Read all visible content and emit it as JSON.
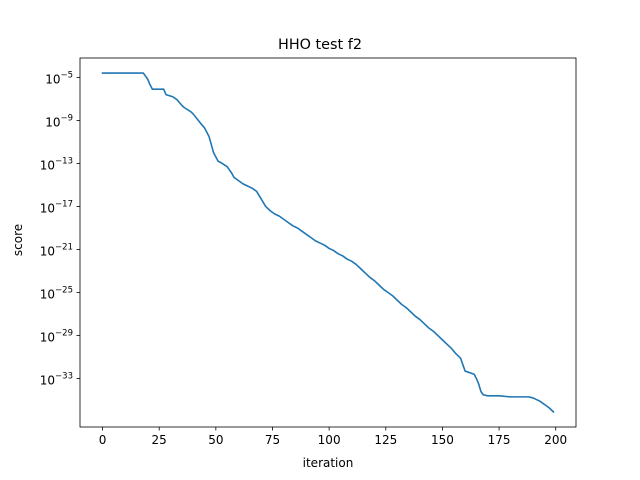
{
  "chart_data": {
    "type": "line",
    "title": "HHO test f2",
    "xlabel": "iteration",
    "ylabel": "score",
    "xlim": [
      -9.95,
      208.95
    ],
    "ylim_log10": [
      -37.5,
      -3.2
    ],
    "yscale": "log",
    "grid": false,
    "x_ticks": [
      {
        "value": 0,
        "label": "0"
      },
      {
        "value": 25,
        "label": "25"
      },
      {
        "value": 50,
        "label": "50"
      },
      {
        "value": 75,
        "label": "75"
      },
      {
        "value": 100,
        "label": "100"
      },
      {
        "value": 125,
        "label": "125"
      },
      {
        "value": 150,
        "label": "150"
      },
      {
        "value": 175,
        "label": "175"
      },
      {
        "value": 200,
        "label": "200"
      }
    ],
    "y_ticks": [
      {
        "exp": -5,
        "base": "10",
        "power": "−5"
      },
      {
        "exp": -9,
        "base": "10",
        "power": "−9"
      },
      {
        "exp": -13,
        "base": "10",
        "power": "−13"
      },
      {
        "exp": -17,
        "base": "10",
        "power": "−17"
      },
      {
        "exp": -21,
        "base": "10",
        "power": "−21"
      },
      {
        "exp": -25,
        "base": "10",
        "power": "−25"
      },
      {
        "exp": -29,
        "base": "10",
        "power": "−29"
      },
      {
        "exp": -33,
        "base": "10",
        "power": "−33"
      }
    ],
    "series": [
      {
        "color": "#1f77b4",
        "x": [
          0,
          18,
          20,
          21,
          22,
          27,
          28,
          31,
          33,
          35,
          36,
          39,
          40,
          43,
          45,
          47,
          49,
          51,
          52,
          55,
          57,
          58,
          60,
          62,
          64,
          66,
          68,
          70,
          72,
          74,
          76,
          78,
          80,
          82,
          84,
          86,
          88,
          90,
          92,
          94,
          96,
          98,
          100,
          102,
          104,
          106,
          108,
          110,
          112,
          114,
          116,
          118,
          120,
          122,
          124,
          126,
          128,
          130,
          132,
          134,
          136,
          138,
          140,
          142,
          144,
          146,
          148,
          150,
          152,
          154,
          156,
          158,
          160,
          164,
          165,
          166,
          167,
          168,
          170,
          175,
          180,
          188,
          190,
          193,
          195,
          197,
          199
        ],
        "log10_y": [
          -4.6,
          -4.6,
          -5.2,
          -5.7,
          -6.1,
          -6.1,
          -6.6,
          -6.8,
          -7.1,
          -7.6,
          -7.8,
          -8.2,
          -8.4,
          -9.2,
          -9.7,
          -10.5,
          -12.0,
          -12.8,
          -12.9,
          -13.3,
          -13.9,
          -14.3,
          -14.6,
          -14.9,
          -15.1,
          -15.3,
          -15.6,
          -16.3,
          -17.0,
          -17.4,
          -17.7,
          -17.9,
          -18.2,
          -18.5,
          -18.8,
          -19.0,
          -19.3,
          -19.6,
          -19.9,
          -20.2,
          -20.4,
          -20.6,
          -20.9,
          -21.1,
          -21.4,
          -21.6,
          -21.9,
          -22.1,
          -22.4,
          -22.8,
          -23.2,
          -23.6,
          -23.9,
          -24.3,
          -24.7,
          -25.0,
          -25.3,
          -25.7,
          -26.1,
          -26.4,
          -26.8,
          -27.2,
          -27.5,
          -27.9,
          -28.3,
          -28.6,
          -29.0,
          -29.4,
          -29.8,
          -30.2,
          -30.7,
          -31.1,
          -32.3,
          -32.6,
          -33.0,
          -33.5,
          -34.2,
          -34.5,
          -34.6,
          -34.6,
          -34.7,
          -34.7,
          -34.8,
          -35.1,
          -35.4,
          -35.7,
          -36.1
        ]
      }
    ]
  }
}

• • •

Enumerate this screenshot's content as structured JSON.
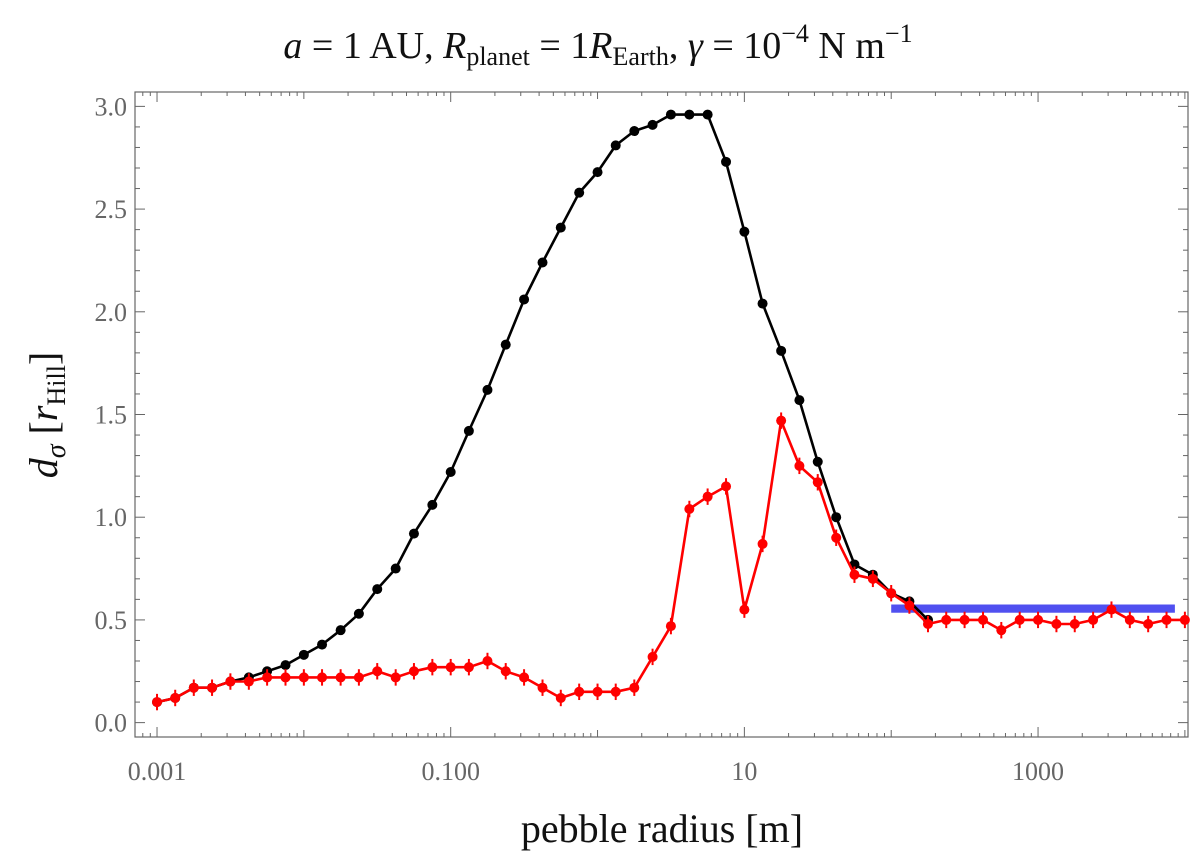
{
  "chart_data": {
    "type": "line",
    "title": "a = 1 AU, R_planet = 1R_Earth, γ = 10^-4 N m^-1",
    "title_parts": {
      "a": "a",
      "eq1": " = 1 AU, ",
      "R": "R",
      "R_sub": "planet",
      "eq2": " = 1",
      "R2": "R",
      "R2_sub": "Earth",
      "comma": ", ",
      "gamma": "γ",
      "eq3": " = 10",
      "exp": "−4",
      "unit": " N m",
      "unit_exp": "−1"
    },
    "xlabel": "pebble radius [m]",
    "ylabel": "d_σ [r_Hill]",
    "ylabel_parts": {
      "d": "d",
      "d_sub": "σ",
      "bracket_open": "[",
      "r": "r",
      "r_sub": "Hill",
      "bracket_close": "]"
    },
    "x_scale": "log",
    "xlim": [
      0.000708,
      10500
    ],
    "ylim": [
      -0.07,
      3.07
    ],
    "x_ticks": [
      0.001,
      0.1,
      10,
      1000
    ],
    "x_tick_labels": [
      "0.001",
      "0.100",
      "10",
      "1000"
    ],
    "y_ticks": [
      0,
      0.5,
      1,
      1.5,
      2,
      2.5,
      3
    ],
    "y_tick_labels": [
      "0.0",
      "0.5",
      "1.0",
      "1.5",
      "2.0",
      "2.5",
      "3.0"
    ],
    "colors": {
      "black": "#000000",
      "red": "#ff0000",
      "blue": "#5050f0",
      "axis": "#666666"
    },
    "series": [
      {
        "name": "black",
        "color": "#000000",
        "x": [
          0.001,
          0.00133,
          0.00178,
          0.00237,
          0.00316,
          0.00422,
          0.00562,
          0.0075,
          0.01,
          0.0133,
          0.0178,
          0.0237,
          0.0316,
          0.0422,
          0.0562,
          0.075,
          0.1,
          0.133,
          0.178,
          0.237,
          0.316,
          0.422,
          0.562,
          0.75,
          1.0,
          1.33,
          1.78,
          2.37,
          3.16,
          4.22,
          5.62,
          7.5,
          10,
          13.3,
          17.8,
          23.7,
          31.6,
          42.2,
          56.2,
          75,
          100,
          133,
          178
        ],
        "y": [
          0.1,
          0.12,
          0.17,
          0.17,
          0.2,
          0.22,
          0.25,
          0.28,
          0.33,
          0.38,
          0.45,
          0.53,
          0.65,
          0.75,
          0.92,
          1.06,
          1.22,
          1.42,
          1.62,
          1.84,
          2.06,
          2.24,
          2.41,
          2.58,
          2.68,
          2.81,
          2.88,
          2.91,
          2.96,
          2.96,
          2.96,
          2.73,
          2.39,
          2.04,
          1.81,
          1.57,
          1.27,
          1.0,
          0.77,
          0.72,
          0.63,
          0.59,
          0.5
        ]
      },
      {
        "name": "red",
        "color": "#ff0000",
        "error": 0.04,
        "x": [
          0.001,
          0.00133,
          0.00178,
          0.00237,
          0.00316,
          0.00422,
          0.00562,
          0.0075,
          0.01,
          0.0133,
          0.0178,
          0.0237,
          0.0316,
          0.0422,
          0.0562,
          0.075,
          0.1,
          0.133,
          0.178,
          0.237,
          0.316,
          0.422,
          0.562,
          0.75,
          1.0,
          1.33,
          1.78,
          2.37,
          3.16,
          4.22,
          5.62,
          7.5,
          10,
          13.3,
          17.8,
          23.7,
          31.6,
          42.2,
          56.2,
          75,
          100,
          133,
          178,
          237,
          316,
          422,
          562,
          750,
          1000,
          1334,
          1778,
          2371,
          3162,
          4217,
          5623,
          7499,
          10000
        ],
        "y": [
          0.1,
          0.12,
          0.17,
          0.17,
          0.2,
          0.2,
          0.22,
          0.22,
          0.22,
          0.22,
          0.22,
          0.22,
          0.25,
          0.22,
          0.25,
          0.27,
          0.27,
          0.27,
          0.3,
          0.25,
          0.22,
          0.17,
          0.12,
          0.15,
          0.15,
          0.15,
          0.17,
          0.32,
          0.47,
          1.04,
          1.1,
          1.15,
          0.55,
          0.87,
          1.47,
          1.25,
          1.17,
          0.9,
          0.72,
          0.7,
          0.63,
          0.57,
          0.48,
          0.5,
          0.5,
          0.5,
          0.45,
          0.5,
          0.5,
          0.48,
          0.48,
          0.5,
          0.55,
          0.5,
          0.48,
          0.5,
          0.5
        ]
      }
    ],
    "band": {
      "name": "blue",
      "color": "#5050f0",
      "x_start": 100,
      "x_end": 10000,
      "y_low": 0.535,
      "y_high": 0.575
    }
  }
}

• • •

== Required work ==
How many lines in these entries contain the string "JSON"? State the number and nothing more.

== Reply to the exercise ==
2